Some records

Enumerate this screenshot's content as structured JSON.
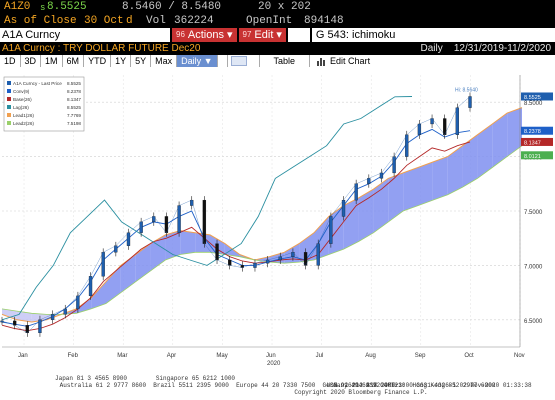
{
  "quote": {
    "ticker": "A1Z0",
    "last_prefix": "s",
    "last": "8.5525",
    "bid_ask": "8.5460 / 8.5480",
    "size": "20 x 202",
    "as_of_label": "As of Close",
    "date": "30 Oct",
    "date_suffix": "d",
    "vol_label": "Vol",
    "vol": "362224",
    "oi_label": "OpenInt",
    "oi": "894148"
  },
  "command_bar": {
    "security": "A1A Curncy",
    "actions_num": "96",
    "actions_label": "Actions",
    "edit_num": "97",
    "edit_label": "Edit",
    "function_label": "G 543: ichimoku"
  },
  "title": {
    "name": "A1A Curncy : TRY DOLLAR FUTURE Dec20",
    "period": "Daily",
    "range": "12/31/2019-11/2/2020"
  },
  "toolbar": {
    "ranges": [
      "1D",
      "3D",
      "1M",
      "6M",
      "YTD",
      "1Y",
      "5Y",
      "Max"
    ],
    "frequency": "Daily ▼",
    "table_label": "Table",
    "edit_chart_label": "Edit Chart"
  },
  "legend": [
    {
      "label": "A1A Curncy - Last Price",
      "value": "8.5525",
      "color": "#1f5fae"
    },
    {
      "label": "Conv(9)",
      "value": "8.2378",
      "color": "#1e60c8"
    },
    {
      "label": "Base(26)",
      "value": "8.1347",
      "color": "#b42828"
    },
    {
      "label": "Lag(26)",
      "value": "8.5525",
      "color": "#2a8fa0"
    },
    {
      "label": "Lead1(26)",
      "value": "7.7769",
      "color": "#f0a050"
    },
    {
      "label": "Lead2(26)",
      "value": "7.5198",
      "color": "#9ad06a"
    }
  ],
  "price_tags": [
    {
      "value": "8.5525",
      "color": "#1f5fae"
    },
    {
      "value": "8.2378",
      "color": "#1e60c8"
    },
    {
      "value": "8.1347",
      "color": "#b42828"
    },
    {
      "value": "8.0121",
      "color": "#4caf50"
    }
  ],
  "annotations": {
    "high": "Hi: 8.5640"
  },
  "chart_data": {
    "type": "line",
    "x_labels": [
      "Jan",
      "Feb",
      "Mar",
      "Apr",
      "May",
      "Jun",
      "Jul",
      "Aug",
      "Sep",
      "Oct",
      "Nov"
    ],
    "year_label": "2020",
    "y_ticks": [
      "8.5000",
      "8.0000",
      "7.5000",
      "7.0000",
      "6.5000"
    ],
    "ylim": [
      6.25,
      8.75
    ],
    "series": [
      {
        "name": "A1A Curncy - Last Price",
        "values": [
          6.49,
          6.45,
          6.38,
          6.5,
          6.55,
          6.6,
          6.72,
          6.9,
          7.12,
          7.18,
          7.3,
          7.4,
          7.45,
          7.3,
          7.55,
          7.6,
          7.2,
          7.05,
          7.0,
          6.98,
          7.02,
          7.05,
          7.08,
          7.12,
          7.0,
          7.2,
          7.45,
          7.6,
          7.75,
          7.8,
          7.85,
          8.0,
          8.2,
          8.3,
          8.35,
          8.2,
          8.45,
          8.5525
        ]
      },
      {
        "name": "Conv(9)",
        "values": [
          6.48,
          6.46,
          6.44,
          6.48,
          6.53,
          6.6,
          6.7,
          6.85,
          7.05,
          7.15,
          7.25,
          7.35,
          7.4,
          7.38,
          7.45,
          7.5,
          7.25,
          7.1,
          7.05,
          7.0,
          7.0,
          7.03,
          7.06,
          7.08,
          7.05,
          7.2,
          7.4,
          7.55,
          7.7,
          7.75,
          7.82,
          7.95,
          8.12,
          8.2,
          8.25,
          8.18,
          8.22,
          8.2378
        ]
      },
      {
        "name": "Base(26)",
        "values": [
          6.45,
          6.42,
          6.4,
          6.42,
          6.46,
          6.52,
          6.6,
          6.7,
          6.85,
          6.95,
          7.05,
          7.15,
          7.22,
          7.25,
          7.3,
          7.35,
          7.25,
          7.15,
          7.08,
          7.04,
          7.02,
          7.03,
          7.05,
          7.06,
          7.05,
          7.1,
          7.25,
          7.4,
          7.55,
          7.62,
          7.7,
          7.8,
          7.92,
          8.0,
          8.08,
          8.05,
          8.1,
          8.1347
        ]
      },
      {
        "name": "Lag(26)",
        "values": [
          6.5,
          6.55,
          6.8,
          7.0,
          7.3,
          7.45,
          7.6,
          7.4,
          7.3,
          7.2,
          7.1,
          7.05,
          7.0,
          7.1,
          7.2,
          7.45,
          7.8,
          7.9,
          8.0,
          8.1,
          8.3,
          8.35,
          8.45,
          8.55,
          8.5525
        ]
      },
      {
        "name": "Lead1(26)",
        "values": [
          6.55,
          6.5,
          6.48,
          6.5,
          6.55,
          6.6,
          6.7,
          6.85,
          7.0,
          7.1,
          7.2,
          7.28,
          7.32,
          7.3,
          7.28,
          7.2,
          7.1,
          7.05,
          7.08,
          7.12,
          7.2,
          7.3,
          7.45,
          7.55,
          7.62,
          7.7,
          7.8,
          7.85,
          7.9,
          7.95,
          8.0,
          8.1,
          8.2,
          8.3,
          8.4,
          8.45
        ]
      },
      {
        "name": "Lead2(26)",
        "values": [
          6.6,
          6.58,
          6.56,
          6.55,
          6.55,
          6.56,
          6.6,
          6.65,
          6.75,
          6.85,
          6.95,
          7.05,
          7.1,
          7.12,
          7.12,
          7.1,
          7.08,
          7.05,
          7.03,
          7.02,
          7.03,
          7.05,
          7.1,
          7.15,
          7.22,
          7.3,
          7.4,
          7.5,
          7.55,
          7.6,
          7.65,
          7.72,
          7.8,
          7.9,
          8.0,
          8.1
        ]
      }
    ]
  },
  "footer": {
    "line1": "Australia 61 2 9777 8600  Brazil 5511 2395 9000  Europe 44 20 7330 7500  Germany 49 69 9204 1210  Hong Kong 852 2977 6000",
    "line2_left": "Japan 81 3 4565 8900        Singapore 65 6212 1000",
    "line2_mid": "U.S. 1 212 318 2000",
    "line2_right": "Copyright 2020 Bloomberg Finance L.P.",
    "line3_right": "SN 926204 AST  GMT+3:00 G631-4326-1 02-Nov-2020 01:33:38"
  }
}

[WRITTEN EXERCISE]: Copy the lines from the entries above in which the word "name" appears.

[WRITTEN REPLY]:
    "name": "A1A Curncy : TRY DOLLAR FUTURE Dec20",
        "name": "A1A Curncy - Last Price",
        "name": "Conv(9)",
        "name": "Base(26)",
        "name": "Lag(26)",
        "name": "Lead1(26)",
        "name": "Lead2(26)",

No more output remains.